> _To be done_
Check each line for the string "browser", then give only how many lines have it.

Data excerpts:
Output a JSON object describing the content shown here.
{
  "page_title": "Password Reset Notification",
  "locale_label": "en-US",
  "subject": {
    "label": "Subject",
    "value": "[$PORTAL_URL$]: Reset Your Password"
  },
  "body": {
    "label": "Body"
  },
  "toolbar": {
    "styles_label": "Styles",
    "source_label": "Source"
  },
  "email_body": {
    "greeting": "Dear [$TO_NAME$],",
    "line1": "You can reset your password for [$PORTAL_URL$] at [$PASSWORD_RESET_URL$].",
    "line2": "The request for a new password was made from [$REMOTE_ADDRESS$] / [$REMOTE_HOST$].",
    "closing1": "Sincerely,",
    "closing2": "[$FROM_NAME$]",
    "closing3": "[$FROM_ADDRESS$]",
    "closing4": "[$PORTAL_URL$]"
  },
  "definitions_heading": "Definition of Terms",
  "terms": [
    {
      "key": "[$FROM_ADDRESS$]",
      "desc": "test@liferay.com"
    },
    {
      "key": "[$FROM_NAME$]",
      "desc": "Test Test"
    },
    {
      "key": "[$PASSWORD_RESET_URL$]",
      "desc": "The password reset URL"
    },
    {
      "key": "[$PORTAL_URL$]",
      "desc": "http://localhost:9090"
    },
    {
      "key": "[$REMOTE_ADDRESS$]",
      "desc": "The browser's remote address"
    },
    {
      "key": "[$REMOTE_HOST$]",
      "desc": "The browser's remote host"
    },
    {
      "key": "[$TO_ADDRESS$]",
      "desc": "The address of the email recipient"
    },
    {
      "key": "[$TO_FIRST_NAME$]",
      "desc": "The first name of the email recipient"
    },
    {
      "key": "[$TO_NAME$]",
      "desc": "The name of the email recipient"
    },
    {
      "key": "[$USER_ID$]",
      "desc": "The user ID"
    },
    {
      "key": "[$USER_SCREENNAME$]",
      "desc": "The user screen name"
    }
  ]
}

> _Result_
2